[TEXT]
▼
- Chinese: 毛海泉

Standard Mandarin
- Hanyu Pinyin: Máo Hǎiquán
- Wade–Giles: Mao Hai-ch‘üan

= Hai-Quan Mao =

Chinese chemist and nanotechnologist

Hai-Quan Mao is a Chinese chemist and nanotechnologist. He is a professor at Johns Hopkins University and associate director of the university's Institute for NanoBioTechnology. He is a fellow of the Royal Society of Chemistry and the American Institute for Medical and Biological Engineering and a member of the National Academy of Inventors.

== Biography ==
Mao earned a B.S. in chemistry in 1988 and a Ph.D. in polymer chemistry in 1993, both from Wuhan University in China. His doctoral advisor was Zhuo Renxi.

Mao taught as a lecturer in chemistry at Wuhan University from 1993 to 1995. From 1995 to 1998, he conducted postdoctoral research at Johns Hopkins University (JHU) in the United States. From 1999 to 2003, he was a co-principal investigator at the Johns Hopkins Singapore International Medical Center. From 2001 to 2003, he concurrently served as assistant professor in materials science at the National University of Singapore (NUS). He won the NUS's Young Investigator Award in 2002.

In 2003, Mao became a faculty member of Whiting School of Engineering at JHU. He is a professor at the university's Translational Tissue Engineering Center and the department of biomedical engineering at the Johns Hopkins School of Medicine. He was appointed associate director of JHU's Institute for NanoBioTechnology in 2016.

Mao's main research focus is nanotechnology for regenerative and therapeutic engineering. He has been awarded 23 patents in the United States.

Mao was elected a fellow of the Royal Society of Chemistry in 2014 and a member of the National Academy of Inventors in 2015. In 2018, he was elected a fellow of the American Institute for Medical and Biological Engineering (AIMBE) for engineering nanomaterials for regenerative medicine and drug delivery.
▲
Records from a collection
▼
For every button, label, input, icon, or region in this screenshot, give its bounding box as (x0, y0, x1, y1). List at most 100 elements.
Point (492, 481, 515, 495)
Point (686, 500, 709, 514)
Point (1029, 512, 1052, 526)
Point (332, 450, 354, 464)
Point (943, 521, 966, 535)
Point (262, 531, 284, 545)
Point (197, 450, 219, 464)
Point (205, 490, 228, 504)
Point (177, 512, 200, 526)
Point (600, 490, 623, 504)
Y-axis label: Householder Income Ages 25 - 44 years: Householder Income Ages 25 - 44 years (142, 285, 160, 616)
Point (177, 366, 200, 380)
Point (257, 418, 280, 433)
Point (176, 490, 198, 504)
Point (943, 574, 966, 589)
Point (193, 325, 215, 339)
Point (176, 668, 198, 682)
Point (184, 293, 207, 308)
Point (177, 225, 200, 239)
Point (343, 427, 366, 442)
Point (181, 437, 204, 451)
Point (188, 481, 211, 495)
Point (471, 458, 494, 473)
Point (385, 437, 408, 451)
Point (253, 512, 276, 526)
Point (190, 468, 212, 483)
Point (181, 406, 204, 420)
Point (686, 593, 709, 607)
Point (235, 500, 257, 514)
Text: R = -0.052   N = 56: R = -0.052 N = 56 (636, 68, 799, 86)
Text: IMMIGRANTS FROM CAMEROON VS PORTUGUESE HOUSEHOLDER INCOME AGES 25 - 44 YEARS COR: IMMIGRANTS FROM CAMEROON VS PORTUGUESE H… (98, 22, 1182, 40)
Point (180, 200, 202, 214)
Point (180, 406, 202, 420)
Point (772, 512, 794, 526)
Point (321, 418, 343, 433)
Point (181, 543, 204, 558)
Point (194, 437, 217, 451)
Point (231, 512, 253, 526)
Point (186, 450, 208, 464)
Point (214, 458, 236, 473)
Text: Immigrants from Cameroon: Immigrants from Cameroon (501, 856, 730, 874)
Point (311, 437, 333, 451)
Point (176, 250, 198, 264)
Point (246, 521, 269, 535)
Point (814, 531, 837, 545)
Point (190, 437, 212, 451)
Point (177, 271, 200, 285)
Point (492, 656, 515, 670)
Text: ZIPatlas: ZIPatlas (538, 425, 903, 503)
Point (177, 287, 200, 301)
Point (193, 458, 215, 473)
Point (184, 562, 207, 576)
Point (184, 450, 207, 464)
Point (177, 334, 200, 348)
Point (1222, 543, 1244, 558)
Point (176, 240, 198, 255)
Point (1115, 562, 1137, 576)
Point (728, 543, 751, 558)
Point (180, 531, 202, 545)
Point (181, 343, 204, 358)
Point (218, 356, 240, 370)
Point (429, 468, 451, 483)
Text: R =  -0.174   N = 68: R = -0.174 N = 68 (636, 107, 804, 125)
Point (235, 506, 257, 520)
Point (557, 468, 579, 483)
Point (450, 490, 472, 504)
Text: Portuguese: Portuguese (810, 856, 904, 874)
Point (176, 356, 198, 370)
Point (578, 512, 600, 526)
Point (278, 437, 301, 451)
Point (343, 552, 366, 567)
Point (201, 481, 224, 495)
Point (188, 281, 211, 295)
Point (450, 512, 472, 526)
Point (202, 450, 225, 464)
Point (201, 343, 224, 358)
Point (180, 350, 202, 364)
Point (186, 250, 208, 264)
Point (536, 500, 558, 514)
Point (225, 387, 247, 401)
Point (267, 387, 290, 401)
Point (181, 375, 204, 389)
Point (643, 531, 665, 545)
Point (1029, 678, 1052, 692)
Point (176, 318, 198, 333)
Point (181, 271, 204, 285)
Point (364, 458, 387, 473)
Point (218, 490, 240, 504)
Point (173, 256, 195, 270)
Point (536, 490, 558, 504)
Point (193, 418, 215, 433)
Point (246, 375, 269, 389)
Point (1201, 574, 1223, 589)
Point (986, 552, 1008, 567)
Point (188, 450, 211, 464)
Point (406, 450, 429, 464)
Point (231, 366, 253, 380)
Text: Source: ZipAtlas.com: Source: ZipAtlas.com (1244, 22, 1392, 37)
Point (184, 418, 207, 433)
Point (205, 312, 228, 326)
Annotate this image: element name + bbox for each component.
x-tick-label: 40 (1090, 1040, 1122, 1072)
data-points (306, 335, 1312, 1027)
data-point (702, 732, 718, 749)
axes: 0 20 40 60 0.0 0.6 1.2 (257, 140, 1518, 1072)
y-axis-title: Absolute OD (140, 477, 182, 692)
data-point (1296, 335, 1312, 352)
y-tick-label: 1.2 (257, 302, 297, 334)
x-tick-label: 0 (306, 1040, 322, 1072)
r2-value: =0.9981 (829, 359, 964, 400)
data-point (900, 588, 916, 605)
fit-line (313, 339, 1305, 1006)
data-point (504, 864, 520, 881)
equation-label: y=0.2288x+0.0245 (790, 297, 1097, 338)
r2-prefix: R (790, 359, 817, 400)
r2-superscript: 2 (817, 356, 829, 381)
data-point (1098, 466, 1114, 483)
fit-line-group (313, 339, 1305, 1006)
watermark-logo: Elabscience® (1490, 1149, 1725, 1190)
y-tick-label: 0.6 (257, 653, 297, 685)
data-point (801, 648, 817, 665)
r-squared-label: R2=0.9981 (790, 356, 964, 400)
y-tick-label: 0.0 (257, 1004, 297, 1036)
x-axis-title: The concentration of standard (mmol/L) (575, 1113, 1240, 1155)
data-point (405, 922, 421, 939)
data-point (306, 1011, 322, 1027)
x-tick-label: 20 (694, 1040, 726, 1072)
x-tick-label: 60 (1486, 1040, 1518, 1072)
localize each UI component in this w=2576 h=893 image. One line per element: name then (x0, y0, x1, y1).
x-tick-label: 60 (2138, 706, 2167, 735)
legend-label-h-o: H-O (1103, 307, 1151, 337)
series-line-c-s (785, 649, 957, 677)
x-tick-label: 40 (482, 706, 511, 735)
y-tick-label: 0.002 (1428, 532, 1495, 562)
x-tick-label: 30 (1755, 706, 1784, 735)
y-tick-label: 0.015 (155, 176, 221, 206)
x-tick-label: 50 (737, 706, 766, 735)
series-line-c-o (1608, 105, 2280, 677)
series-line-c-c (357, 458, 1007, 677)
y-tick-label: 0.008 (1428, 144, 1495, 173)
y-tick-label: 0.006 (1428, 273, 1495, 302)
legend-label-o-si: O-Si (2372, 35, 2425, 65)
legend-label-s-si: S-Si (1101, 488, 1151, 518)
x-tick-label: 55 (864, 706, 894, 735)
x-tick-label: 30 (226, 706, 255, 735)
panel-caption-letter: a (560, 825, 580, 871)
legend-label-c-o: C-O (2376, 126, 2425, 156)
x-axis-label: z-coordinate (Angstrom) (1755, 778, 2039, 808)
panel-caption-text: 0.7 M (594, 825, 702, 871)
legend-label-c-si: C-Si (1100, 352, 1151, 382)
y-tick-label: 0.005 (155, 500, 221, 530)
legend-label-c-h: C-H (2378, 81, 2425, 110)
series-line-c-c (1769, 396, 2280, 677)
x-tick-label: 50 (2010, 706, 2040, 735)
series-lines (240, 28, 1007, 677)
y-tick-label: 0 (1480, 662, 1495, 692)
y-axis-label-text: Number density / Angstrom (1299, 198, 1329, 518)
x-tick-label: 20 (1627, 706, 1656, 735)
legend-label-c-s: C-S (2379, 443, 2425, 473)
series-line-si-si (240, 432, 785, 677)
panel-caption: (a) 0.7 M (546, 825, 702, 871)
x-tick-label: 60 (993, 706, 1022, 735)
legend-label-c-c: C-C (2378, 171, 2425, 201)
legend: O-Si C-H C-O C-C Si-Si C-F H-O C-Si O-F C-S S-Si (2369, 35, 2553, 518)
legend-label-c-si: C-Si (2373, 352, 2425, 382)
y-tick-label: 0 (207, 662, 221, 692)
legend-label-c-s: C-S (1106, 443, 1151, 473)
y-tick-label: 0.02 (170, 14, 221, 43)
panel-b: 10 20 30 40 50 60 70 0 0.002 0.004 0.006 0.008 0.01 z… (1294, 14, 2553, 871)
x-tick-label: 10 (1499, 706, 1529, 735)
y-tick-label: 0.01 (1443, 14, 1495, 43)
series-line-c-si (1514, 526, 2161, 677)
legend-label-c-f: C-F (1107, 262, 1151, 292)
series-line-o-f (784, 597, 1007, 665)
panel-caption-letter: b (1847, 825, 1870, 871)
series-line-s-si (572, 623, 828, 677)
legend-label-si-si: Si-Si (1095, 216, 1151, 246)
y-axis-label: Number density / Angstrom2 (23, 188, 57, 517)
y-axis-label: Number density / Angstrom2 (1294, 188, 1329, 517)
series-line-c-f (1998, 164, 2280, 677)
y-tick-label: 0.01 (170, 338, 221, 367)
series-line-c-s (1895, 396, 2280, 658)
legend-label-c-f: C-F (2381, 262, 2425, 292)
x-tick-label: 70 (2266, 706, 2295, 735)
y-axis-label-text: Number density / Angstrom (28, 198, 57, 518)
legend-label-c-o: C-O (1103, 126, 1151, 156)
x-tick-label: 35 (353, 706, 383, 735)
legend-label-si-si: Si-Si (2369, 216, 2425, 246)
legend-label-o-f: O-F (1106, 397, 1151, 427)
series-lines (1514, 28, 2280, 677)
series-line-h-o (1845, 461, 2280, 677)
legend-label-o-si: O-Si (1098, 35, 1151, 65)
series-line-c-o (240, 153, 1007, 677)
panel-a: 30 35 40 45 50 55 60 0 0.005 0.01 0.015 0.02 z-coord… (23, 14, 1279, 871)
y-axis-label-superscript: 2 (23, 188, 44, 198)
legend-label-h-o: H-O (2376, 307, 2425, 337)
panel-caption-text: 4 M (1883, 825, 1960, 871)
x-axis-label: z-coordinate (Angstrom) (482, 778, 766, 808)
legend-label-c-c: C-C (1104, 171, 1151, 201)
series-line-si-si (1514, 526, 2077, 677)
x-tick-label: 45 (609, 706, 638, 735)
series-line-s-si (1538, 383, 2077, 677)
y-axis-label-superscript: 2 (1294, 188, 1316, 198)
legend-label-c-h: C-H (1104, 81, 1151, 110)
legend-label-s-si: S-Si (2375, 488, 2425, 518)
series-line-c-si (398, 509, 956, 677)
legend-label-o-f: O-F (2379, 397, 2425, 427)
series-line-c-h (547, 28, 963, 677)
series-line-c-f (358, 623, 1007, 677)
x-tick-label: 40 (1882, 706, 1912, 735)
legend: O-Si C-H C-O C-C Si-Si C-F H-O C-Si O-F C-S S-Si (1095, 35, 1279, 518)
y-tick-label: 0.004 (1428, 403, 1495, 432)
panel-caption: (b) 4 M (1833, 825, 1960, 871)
▲
[WORK INSTRUCTIONS]
#1 In the text on Hai-Quan Mao, give the part that opens with the words containing "- Chinese: 毛海泉" and closes with "was Zhuo Renxi." again, swapping "polymer chemistry" for "macromolecular chemistry".
#2 According to the text on Hai-Quan Mao, in what year was he appointed associate director of the Johns Hopkins Institute for NanoBioTechnology?

[SOLUTIONS]
#1
- Chinese: 毛海泉

Standard Mandarin
- Hanyu Pinyin: Máo Hǎiquán
- Wade–Giles: Mao Hai-ch‘üan

= Hai-Quan Mao =

Chinese chemist and nanotechnologist

Hai-Quan Mao is a Chinese chemist and nanotechnologist. He is a professor at Johns Hopkins University and associate director of the university's Institute for NanoBioTechnology. He is a fellow of the Royal Society of Chemistry and the American Institute for Medical and Biological Engineering and a member of the National Academy of Inventors.

== Biography ==
Mao earned a B.S. in chemistry in 1988 and a Ph.D. in macromolecular chemistry in 1993, both from Wuhan University in China. His doctoral advisor was Zhuo Renxi.

#2 2016